__Records from a collection__
——
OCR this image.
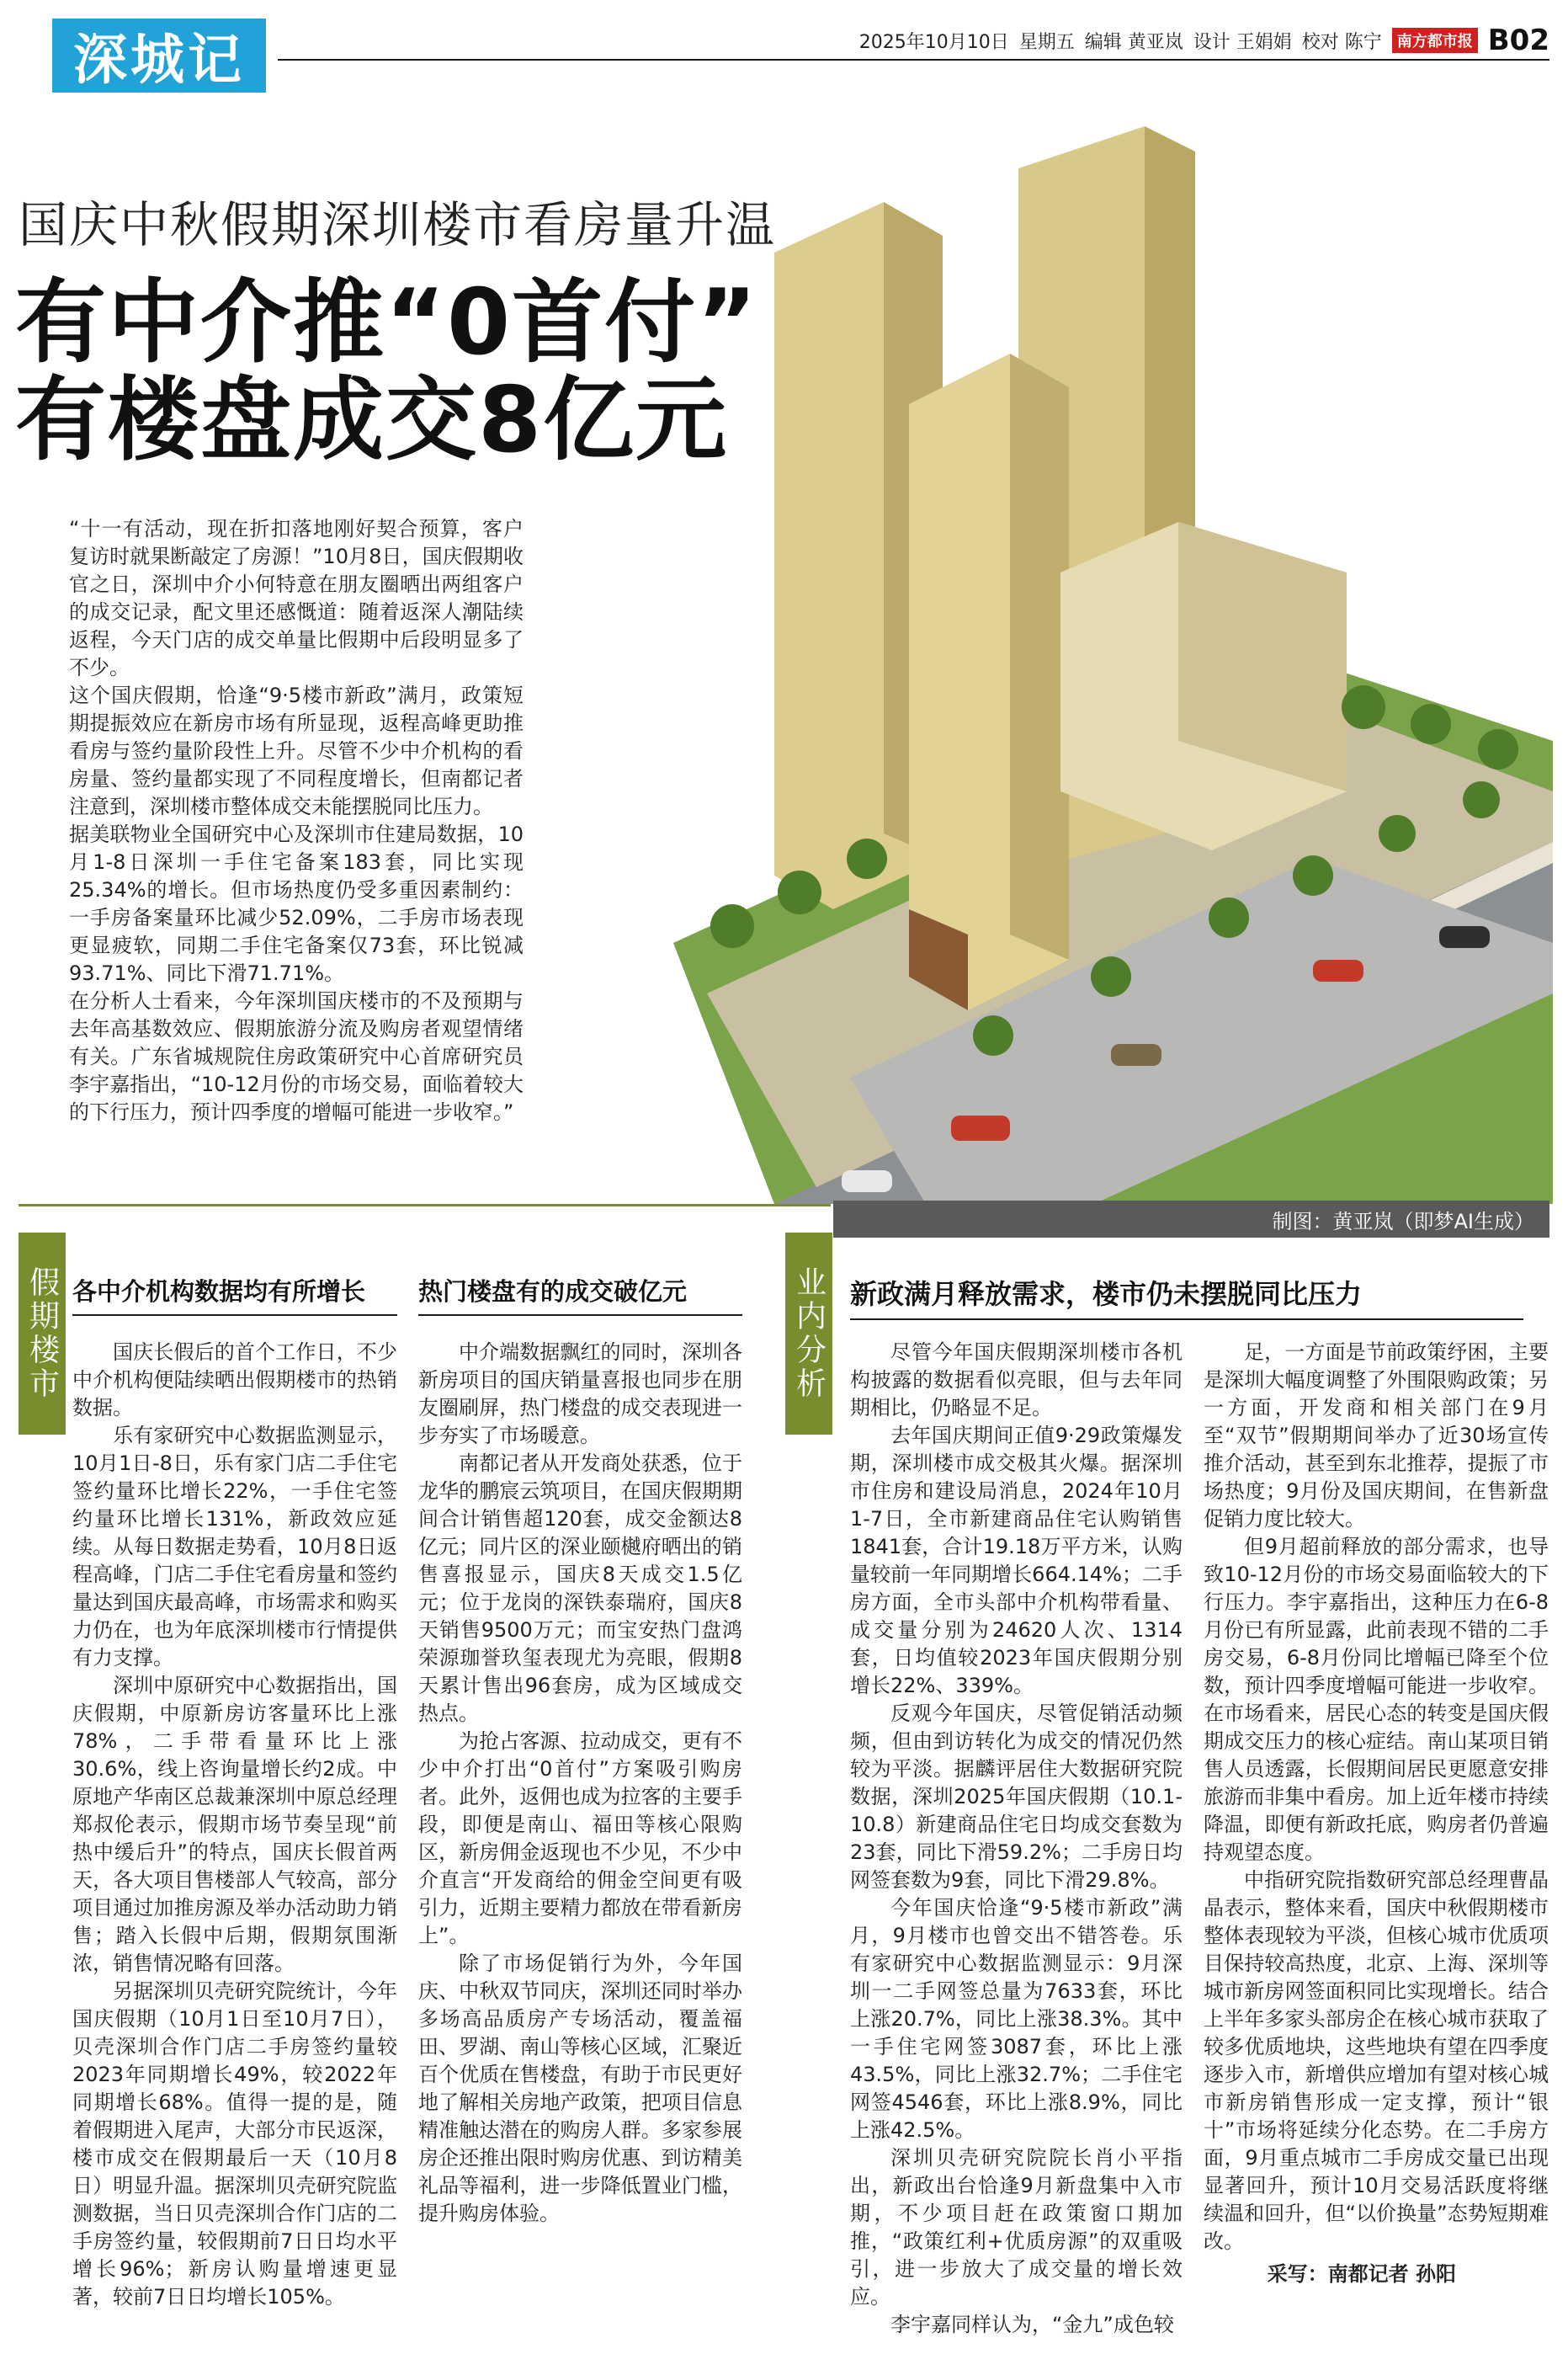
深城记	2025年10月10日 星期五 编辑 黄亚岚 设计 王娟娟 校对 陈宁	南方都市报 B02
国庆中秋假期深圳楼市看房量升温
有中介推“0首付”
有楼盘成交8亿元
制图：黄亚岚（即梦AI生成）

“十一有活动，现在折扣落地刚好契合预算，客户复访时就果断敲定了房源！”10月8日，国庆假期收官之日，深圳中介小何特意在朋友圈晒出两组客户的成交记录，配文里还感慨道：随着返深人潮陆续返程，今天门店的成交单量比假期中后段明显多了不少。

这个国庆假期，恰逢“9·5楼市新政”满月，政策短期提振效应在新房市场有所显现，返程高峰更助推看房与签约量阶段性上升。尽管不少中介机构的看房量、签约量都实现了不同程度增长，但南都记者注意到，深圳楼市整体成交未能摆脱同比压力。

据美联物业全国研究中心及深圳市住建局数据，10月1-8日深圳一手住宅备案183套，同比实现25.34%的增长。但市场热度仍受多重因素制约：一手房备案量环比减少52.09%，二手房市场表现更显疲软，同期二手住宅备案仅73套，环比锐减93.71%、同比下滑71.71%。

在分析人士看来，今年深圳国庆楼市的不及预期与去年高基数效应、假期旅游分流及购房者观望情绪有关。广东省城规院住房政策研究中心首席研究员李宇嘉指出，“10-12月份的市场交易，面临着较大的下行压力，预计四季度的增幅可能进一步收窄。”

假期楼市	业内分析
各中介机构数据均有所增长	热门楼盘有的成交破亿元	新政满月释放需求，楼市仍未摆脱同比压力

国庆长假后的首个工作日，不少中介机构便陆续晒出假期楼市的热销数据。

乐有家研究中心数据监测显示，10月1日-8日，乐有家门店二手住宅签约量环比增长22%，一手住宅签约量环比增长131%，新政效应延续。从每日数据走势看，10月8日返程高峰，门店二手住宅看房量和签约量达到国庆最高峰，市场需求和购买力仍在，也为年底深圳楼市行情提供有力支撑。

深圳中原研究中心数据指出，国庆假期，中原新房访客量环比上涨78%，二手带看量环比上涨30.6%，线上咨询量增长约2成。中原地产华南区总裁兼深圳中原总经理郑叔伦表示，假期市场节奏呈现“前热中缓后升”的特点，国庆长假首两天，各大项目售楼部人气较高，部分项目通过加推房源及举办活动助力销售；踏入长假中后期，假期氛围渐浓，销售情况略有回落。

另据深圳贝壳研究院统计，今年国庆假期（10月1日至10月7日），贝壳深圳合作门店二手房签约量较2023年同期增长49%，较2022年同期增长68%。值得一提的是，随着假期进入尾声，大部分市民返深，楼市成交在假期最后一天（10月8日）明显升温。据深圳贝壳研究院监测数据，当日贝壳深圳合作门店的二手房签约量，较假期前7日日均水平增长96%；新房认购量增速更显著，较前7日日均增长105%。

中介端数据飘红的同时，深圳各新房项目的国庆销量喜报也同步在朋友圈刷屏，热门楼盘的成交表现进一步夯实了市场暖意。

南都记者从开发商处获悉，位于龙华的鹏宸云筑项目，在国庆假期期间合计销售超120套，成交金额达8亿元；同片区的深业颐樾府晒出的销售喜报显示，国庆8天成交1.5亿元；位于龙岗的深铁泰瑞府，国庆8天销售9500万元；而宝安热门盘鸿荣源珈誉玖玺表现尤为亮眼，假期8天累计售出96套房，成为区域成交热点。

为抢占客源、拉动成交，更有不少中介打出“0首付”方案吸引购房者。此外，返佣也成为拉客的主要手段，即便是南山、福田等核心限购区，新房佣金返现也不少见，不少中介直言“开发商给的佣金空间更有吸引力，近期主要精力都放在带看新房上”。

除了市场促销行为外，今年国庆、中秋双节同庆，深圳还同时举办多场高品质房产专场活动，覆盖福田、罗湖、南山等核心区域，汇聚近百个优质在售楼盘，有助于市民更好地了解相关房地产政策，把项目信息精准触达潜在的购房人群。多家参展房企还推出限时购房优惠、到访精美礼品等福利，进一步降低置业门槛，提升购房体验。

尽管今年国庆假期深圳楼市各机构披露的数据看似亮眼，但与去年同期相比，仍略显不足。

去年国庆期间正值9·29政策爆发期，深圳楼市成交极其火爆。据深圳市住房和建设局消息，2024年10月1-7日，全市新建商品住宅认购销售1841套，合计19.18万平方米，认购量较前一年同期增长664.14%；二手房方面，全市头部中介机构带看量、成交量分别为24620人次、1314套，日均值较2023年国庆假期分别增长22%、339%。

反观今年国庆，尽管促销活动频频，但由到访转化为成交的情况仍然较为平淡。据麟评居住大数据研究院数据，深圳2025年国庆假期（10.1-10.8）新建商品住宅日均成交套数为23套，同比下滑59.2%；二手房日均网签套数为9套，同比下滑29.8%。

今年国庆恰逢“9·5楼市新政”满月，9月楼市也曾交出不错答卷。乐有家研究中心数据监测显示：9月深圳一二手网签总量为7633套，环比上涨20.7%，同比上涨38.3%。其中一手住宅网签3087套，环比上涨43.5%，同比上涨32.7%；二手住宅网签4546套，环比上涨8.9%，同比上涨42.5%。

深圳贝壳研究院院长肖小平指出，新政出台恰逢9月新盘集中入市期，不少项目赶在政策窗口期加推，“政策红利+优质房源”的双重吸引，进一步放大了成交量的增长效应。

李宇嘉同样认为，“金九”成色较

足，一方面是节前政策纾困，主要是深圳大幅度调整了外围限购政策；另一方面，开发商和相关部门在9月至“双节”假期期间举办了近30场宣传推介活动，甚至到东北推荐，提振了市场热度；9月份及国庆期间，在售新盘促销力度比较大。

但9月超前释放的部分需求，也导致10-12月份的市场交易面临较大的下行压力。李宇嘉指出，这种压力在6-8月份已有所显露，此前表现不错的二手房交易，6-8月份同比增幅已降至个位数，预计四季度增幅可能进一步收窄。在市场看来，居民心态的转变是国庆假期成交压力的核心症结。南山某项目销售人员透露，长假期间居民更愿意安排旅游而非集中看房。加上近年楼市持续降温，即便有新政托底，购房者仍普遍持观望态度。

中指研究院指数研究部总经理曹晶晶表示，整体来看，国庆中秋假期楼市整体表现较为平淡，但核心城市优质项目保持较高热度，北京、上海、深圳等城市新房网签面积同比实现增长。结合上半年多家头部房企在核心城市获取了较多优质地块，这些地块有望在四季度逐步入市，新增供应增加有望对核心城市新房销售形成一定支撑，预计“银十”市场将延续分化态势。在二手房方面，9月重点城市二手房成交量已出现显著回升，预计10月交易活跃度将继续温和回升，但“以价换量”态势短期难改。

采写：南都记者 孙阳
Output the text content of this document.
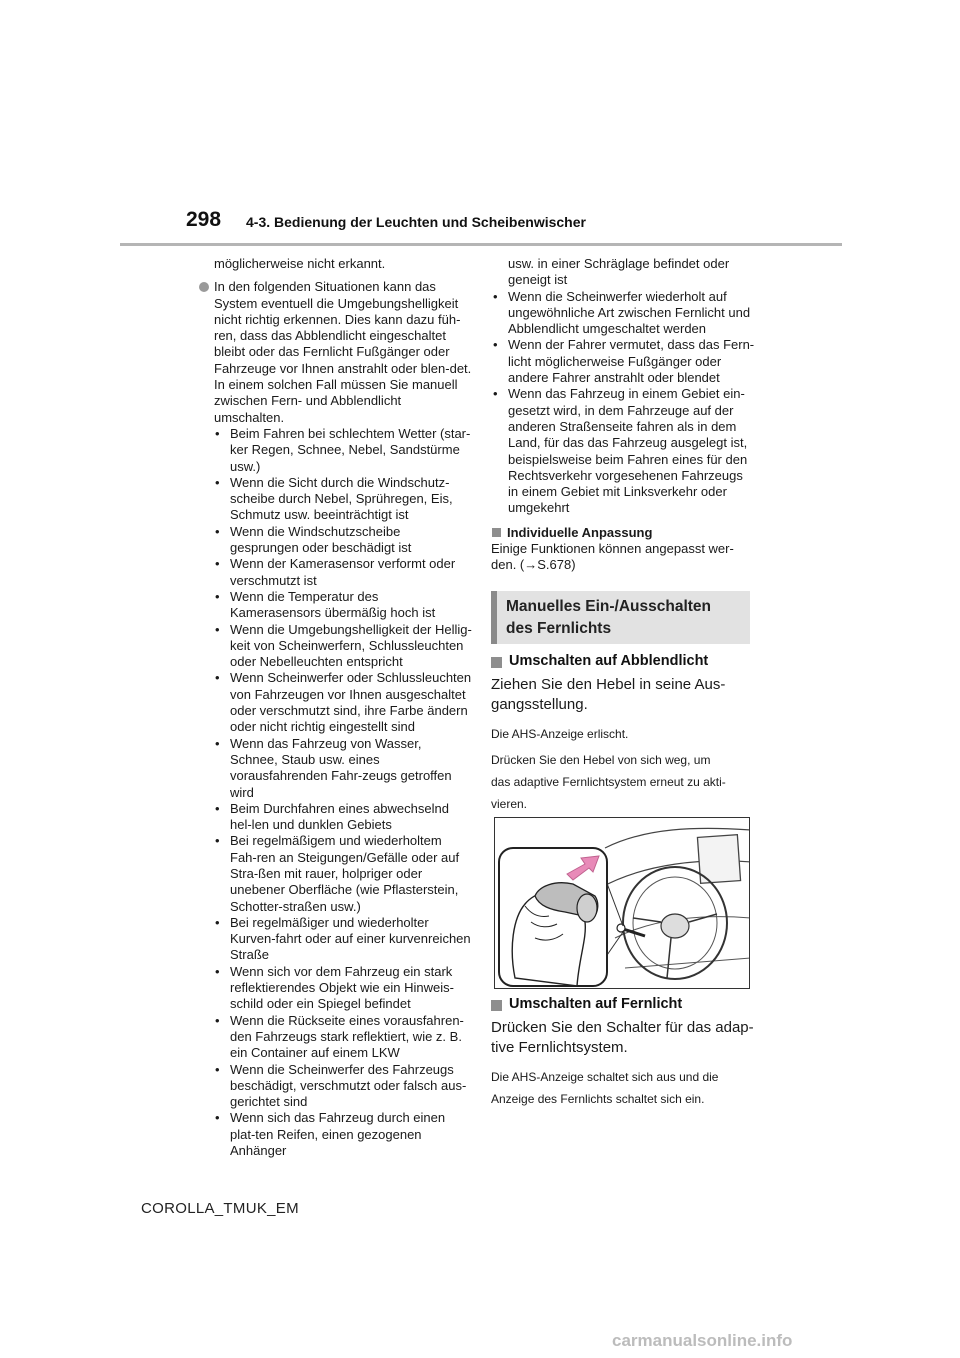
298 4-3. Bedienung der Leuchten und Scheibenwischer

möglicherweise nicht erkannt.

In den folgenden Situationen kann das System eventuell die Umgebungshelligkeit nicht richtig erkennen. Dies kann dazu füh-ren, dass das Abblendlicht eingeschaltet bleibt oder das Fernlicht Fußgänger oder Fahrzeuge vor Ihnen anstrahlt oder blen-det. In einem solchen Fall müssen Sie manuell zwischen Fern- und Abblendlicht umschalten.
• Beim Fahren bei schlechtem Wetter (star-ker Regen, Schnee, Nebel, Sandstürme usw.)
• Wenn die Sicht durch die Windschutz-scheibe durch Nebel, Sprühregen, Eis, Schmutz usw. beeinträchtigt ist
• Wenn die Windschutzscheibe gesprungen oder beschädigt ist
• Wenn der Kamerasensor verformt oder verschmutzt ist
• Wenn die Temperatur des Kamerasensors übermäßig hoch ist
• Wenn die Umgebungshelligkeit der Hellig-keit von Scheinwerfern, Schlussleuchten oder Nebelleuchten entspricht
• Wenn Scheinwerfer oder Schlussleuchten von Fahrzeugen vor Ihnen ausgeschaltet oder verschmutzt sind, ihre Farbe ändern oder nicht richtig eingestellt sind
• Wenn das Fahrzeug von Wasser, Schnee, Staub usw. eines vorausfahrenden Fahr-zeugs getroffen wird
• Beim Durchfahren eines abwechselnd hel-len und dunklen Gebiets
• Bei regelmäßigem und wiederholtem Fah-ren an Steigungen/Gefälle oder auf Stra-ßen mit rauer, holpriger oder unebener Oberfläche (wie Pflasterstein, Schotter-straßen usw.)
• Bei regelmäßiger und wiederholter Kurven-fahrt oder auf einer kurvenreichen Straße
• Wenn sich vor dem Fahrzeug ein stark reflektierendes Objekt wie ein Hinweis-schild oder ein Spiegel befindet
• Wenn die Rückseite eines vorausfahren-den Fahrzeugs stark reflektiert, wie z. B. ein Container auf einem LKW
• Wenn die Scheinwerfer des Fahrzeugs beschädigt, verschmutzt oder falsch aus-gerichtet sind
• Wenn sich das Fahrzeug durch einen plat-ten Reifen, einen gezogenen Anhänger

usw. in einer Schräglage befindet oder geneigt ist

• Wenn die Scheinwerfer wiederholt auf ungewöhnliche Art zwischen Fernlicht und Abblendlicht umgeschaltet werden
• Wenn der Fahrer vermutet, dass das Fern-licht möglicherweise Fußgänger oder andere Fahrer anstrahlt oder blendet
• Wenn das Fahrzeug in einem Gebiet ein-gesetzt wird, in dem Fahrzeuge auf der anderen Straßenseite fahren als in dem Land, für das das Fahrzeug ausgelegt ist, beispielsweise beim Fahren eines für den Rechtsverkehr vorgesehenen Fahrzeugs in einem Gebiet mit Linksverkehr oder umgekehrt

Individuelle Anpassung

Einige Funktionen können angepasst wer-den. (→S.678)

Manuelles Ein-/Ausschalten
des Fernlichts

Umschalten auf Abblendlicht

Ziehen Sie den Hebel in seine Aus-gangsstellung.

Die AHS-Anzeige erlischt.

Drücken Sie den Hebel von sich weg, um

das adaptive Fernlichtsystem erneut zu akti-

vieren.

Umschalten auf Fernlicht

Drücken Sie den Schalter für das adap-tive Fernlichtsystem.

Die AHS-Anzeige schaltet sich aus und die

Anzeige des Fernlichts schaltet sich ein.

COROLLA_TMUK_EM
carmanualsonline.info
——
__Exercise brief__
Search the records above for "Hebel". Copy each line where it is found.

__Worked solution__
Ziehen Sie den Hebel in seine Aus-gangsstellung.
Drücken Sie den Hebel von sich weg, um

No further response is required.